## Directive:
Reproduce the full listing below unchanged, apart from the pictures.

──────

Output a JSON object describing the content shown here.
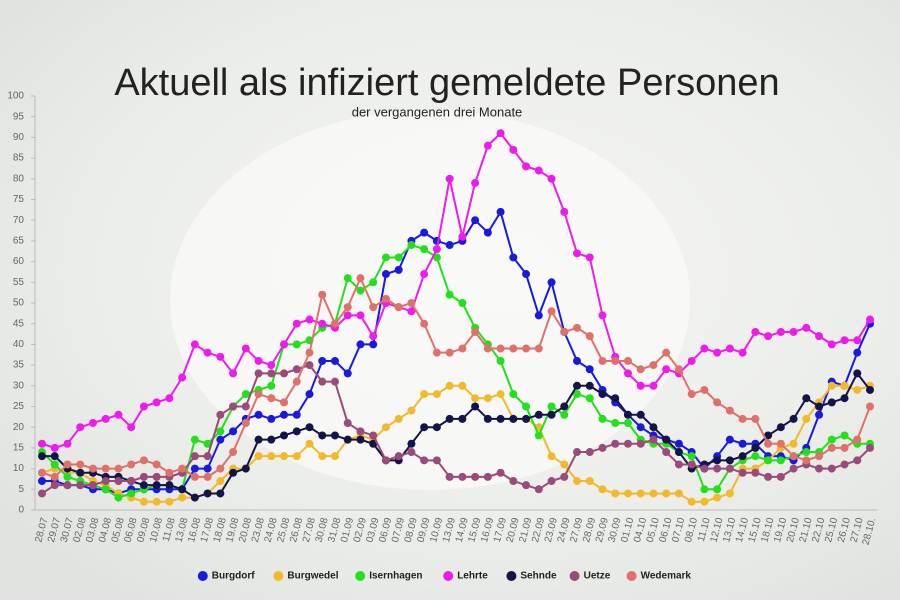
{
  "chart_data": {
    "type": "line",
    "title": "Aktuell als infiziert gemeldete Personen",
    "subtitle": "der vergangenen drei Monate",
    "categories": [
      "28.07",
      "29.07",
      "30.07",
      "02.08",
      "03.08",
      "04.08",
      "05.08",
      "06.08",
      "09.08",
      "10.08",
      "11.08",
      "13.08",
      "16.08",
      "17.08",
      "18.08",
      "19.08",
      "20.08",
      "23.08",
      "24.08",
      "25.08",
      "26.08",
      "27.08",
      "30.08",
      "31.08",
      "01.09",
      "02.09",
      "03.09",
      "06.09",
      "07.09",
      "08.09",
      "09.09",
      "10.09",
      "13.09",
      "14.09",
      "15.09",
      "16.09",
      "17.09",
      "20.09",
      "21.09",
      "22.09",
      "23.09",
      "24.09",
      "27.09",
      "28.09",
      "29.09",
      "30.09",
      "01.10",
      "04.10",
      "05.10",
      "06.10",
      "07.10",
      "08.10",
      "11.10",
      "12.10",
      "13.10",
      "14.10",
      "15.10",
      "18.10",
      "19.10",
      "20.10",
      "21.10",
      "22.10",
      "25.10",
      "26.10",
      "27.10",
      "28.10."
    ],
    "series": [
      {
        "name": "Burgdorf",
        "color": "#1a1adf",
        "values": [
          7,
          7,
          6,
          6,
          5,
          5,
          4,
          5,
          5,
          5,
          5,
          5,
          10,
          10,
          17,
          19,
          22,
          23,
          22,
          23,
          23,
          28,
          36,
          36,
          33,
          40,
          40,
          57,
          58,
          65,
          67,
          65,
          64,
          65,
          70,
          67,
          72,
          61,
          57,
          47,
          55,
          43,
          36,
          34,
          29,
          26,
          23,
          20,
          18,
          17,
          16,
          14,
          10,
          13,
          17,
          16,
          16,
          13,
          13,
          12,
          15,
          23,
          31,
          30,
          38,
          45
        ]
      },
      {
        "name": "Burgwedel",
        "color": "#f2b92a",
        "values": [
          9,
          10,
          9,
          9,
          7,
          6,
          4,
          3,
          2,
          2,
          2,
          3,
          3,
          4,
          7,
          10,
          10,
          13,
          13,
          13,
          13,
          16,
          13,
          13,
          17,
          18,
          17,
          20,
          22,
          24,
          28,
          28,
          30,
          30,
          27,
          27,
          28,
          22,
          22,
          20,
          13,
          11,
          7,
          7,
          5,
          4,
          4,
          4,
          4,
          4,
          4,
          2,
          2,
          3,
          4,
          10,
          10,
          12,
          15,
          16,
          22,
          26,
          30,
          30,
          29,
          30
        ]
      },
      {
        "name": "Isernhagen",
        "color": "#22e01a",
        "values": [
          14,
          11,
          8,
          7,
          6,
          5,
          3,
          4,
          5,
          6,
          6,
          5,
          17,
          16,
          19,
          25,
          28,
          29,
          30,
          40,
          40,
          41,
          44,
          45,
          56,
          53,
          55,
          61,
          61,
          64,
          63,
          61,
          52,
          50,
          44,
          40,
          36,
          28,
          25,
          18,
          25,
          23,
          28,
          27,
          22,
          21,
          21,
          17,
          16,
          16,
          14,
          13,
          5,
          5,
          10,
          12,
          13,
          12,
          12,
          13,
          14,
          14,
          17,
          18,
          16,
          16
        ]
      },
      {
        "name": "Lehrte",
        "color": "#ee1aee",
        "values": [
          16,
          15,
          16,
          20,
          21,
          22,
          23,
          20,
          25,
          26,
          27,
          32,
          40,
          38,
          37,
          33,
          39,
          36,
          35,
          40,
          45,
          46,
          45,
          44,
          47,
          47,
          42,
          50,
          49,
          48,
          57,
          63,
          80,
          66,
          79,
          88,
          91,
          87,
          83,
          82,
          80,
          72,
          62,
          61,
          47,
          37,
          33,
          30,
          30,
          34,
          33,
          36,
          39,
          38,
          39,
          38,
          43,
          42,
          43,
          43,
          44,
          42,
          40,
          41,
          41,
          46
        ]
      },
      {
        "name": "Sehnde",
        "color": "#14144a",
        "values": [
          13,
          13,
          10,
          9,
          9,
          8,
          8,
          7,
          6,
          6,
          6,
          5,
          3,
          4,
          4,
          9,
          10,
          17,
          17,
          18,
          19,
          20,
          18,
          18,
          17,
          17,
          16,
          12,
          12,
          16,
          20,
          20,
          22,
          22,
          25,
          22,
          22,
          22,
          22,
          23,
          23,
          25,
          30,
          30,
          28,
          27,
          23,
          23,
          20,
          17,
          14,
          10,
          11,
          12,
          12,
          13,
          15,
          18,
          20,
          22,
          27,
          25,
          26,
          27,
          33,
          29
        ]
      },
      {
        "name": "Uetze",
        "color": "#9c4a7a",
        "values": [
          4,
          6,
          6,
          6,
          6,
          7,
          7,
          7,
          8,
          8,
          8,
          9,
          13,
          13,
          23,
          25,
          25,
          33,
          33,
          33,
          34,
          35,
          31,
          31,
          21,
          19,
          18,
          12,
          13,
          14,
          12,
          12,
          8,
          8,
          8,
          8,
          9,
          7,
          6,
          5,
          7,
          8,
          14,
          14,
          15,
          16,
          16,
          16,
          17,
          14,
          11,
          11,
          10,
          10,
          10,
          9,
          9,
          8,
          8,
          10,
          11,
          10,
          10,
          11,
          12,
          15
        ]
      },
      {
        "name": "Wedemark",
        "color": "#e0706a",
        "values": [
          9,
          8,
          11,
          11,
          10,
          10,
          10,
          11,
          12,
          11,
          9,
          10,
          8,
          8,
          10,
          14,
          21,
          28,
          27,
          26,
          31,
          38,
          52,
          45,
          49,
          56,
          49,
          51,
          49,
          50,
          45,
          38,
          38,
          39,
          43,
          39,
          39,
          39,
          39,
          39,
          48,
          43,
          44,
          42,
          36,
          36,
          36,
          34,
          35,
          38,
          34,
          28,
          29,
          26,
          24,
          22,
          22,
          16,
          16,
          13,
          12,
          13,
          15,
          15,
          17,
          25
        ]
      }
    ],
    "ylim": [
      0,
      100
    ],
    "yticks": [
      0,
      5,
      10,
      15,
      20,
      25,
      30,
      35,
      40,
      45,
      50,
      55,
      60,
      65,
      70,
      75,
      80,
      85,
      90,
      95,
      100
    ],
    "grid": false
  }
}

──────

## Exercise answer:
Output a JSON object describing the content shown here.
{
  "chart_data": {
    "type": "line",
    "title": "Aktuell als infiziert gemeldete Personen",
    "subtitle": "der vergangenen drei Monate",
    "categories": [
      "28.07",
      "29.07",
      "30.07",
      "02.08",
      "03.08",
      "04.08",
      "05.08",
      "06.08",
      "09.08",
      "10.08",
      "11.08",
      "13.08",
      "16.08",
      "17.08",
      "18.08",
      "19.08",
      "20.08",
      "23.08",
      "24.08",
      "25.08",
      "26.08",
      "27.08",
      "30.08",
      "31.08",
      "01.09",
      "02.09",
      "03.09",
      "06.09",
      "07.09",
      "08.09",
      "09.09",
      "10.09",
      "13.09",
      "14.09",
      "15.09",
      "16.09",
      "17.09",
      "20.09",
      "21.09",
      "22.09",
      "23.09",
      "24.09",
      "27.09",
      "28.09",
      "29.09",
      "30.09",
      "01.10",
      "04.10",
      "05.10",
      "06.10",
      "07.10",
      "08.10",
      "11.10",
      "12.10",
      "13.10",
      "14.10",
      "15.10",
      "18.10",
      "19.10",
      "20.10",
      "21.10",
      "22.10",
      "25.10",
      "26.10",
      "27.10",
      "28.10."
    ],
    "series": [
      {
        "name": "Burgdorf",
        "color": "#1a1adf",
        "values": [
          7,
          7,
          6,
          6,
          5,
          5,
          4,
          5,
          5,
          5,
          5,
          5,
          10,
          10,
          17,
          19,
          22,
          23,
          22,
          23,
          23,
          28,
          36,
          36,
          33,
          40,
          40,
          57,
          58,
          65,
          67,
          65,
          64,
          65,
          70,
          67,
          72,
          61,
          57,
          47,
          55,
          43,
          36,
          34,
          29,
          26,
          23,
          20,
          18,
          17,
          16,
          14,
          10,
          13,
          17,
          16,
          16,
          13,
          13,
          12,
          15,
          23,
          31,
          30,
          38,
          45
        ]
      },
      {
        "name": "Burgwedel",
        "color": "#f2b92a",
        "values": [
          9,
          10,
          9,
          9,
          7,
          6,
          4,
          3,
          2,
          2,
          2,
          3,
          3,
          4,
          7,
          10,
          10,
          13,
          13,
          13,
          13,
          16,
          13,
          13,
          17,
          18,
          17,
          20,
          22,
          24,
          28,
          28,
          30,
          30,
          27,
          27,
          28,
          22,
          22,
          20,
          13,
          11,
          7,
          7,
          5,
          4,
          4,
          4,
          4,
          4,
          4,
          2,
          2,
          3,
          4,
          10,
          10,
          12,
          15,
          16,
          22,
          26,
          30,
          30,
          29,
          30
        ]
      },
      {
        "name": "Isernhagen",
        "color": "#22e01a",
        "values": [
          14,
          11,
          8,
          7,
          6,
          5,
          3,
          4,
          5,
          6,
          6,
          5,
          17,
          16,
          19,
          25,
          28,
          29,
          30,
          40,
          40,
          41,
          44,
          45,
          56,
          53,
          55,
          61,
          61,
          64,
          63,
          61,
          52,
          50,
          44,
          40,
          36,
          28,
          25,
          18,
          25,
          23,
          28,
          27,
          22,
          21,
          21,
          17,
          16,
          16,
          14,
          13,
          5,
          5,
          10,
          12,
          13,
          12,
          12,
          13,
          14,
          14,
          17,
          18,
          16,
          16
        ]
      },
      {
        "name": "Lehrte",
        "color": "#ee1aee",
        "values": [
          16,
          15,
          16,
          20,
          21,
          22,
          23,
          20,
          25,
          26,
          27,
          32,
          40,
          38,
          37,
          33,
          39,
          36,
          35,
          40,
          45,
          46,
          45,
          44,
          47,
          47,
          42,
          50,
          49,
          48,
          57,
          63,
          80,
          66,
          79,
          88,
          91,
          87,
          83,
          82,
          80,
          72,
          62,
          61,
          47,
          37,
          33,
          30,
          30,
          34,
          33,
          36,
          39,
          38,
          39,
          38,
          43,
          42,
          43,
          43,
          44,
          42,
          40,
          41,
          41,
          46
        ]
      },
      {
        "name": "Sehnde",
        "color": "#14144a",
        "values": [
          13,
          13,
          10,
          9,
          9,
          8,
          8,
          7,
          6,
          6,
          6,
          5,
          3,
          4,
          4,
          9,
          10,
          17,
          17,
          18,
          19,
          20,
          18,
          18,
          17,
          17,
          16,
          12,
          12,
          16,
          20,
          20,
          22,
          22,
          25,
          22,
          22,
          22,
          22,
          23,
          23,
          25,
          30,
          30,
          28,
          27,
          23,
          23,
          20,
          17,
          14,
          10,
          11,
          12,
          12,
          13,
          15,
          18,
          20,
          22,
          27,
          25,
          26,
          27,
          33,
          29
        ]
      },
      {
        "name": "Uetze",
        "color": "#9c4a7a",
        "values": [
          4,
          6,
          6,
          6,
          6,
          7,
          7,
          7,
          8,
          8,
          8,
          9,
          13,
          13,
          23,
          25,
          25,
          33,
          33,
          33,
          34,
          35,
          31,
          31,
          21,
          19,
          18,
          12,
          13,
          14,
          12,
          12,
          8,
          8,
          8,
          8,
          9,
          7,
          6,
          5,
          7,
          8,
          14,
          14,
          15,
          16,
          16,
          16,
          17,
          14,
          11,
          11,
          10,
          10,
          10,
          9,
          9,
          8,
          8,
          10,
          11,
          10,
          10,
          11,
          12,
          15
        ]
      },
      {
        "name": "Wedemark",
        "color": "#e0706a",
        "values": [
          9,
          8,
          11,
          11,
          10,
          10,
          10,
          11,
          12,
          11,
          9,
          10,
          8,
          8,
          10,
          14,
          21,
          28,
          27,
          26,
          31,
          38,
          52,
          45,
          49,
          56,
          49,
          51,
          49,
          50,
          45,
          38,
          38,
          39,
          43,
          39,
          39,
          39,
          39,
          39,
          48,
          43,
          44,
          42,
          36,
          36,
          36,
          34,
          35,
          38,
          34,
          28,
          29,
          26,
          24,
          22,
          22,
          16,
          16,
          13,
          12,
          13,
          15,
          15,
          17,
          25
        ]
      }
    ],
    "ylim": [
      0,
      100
    ],
    "yticks": [
      0,
      5,
      10,
      15,
      20,
      25,
      30,
      35,
      40,
      45,
      50,
      55,
      60,
      65,
      70,
      75,
      80,
      85,
      90,
      95,
      100
    ],
    "grid": false
  }
}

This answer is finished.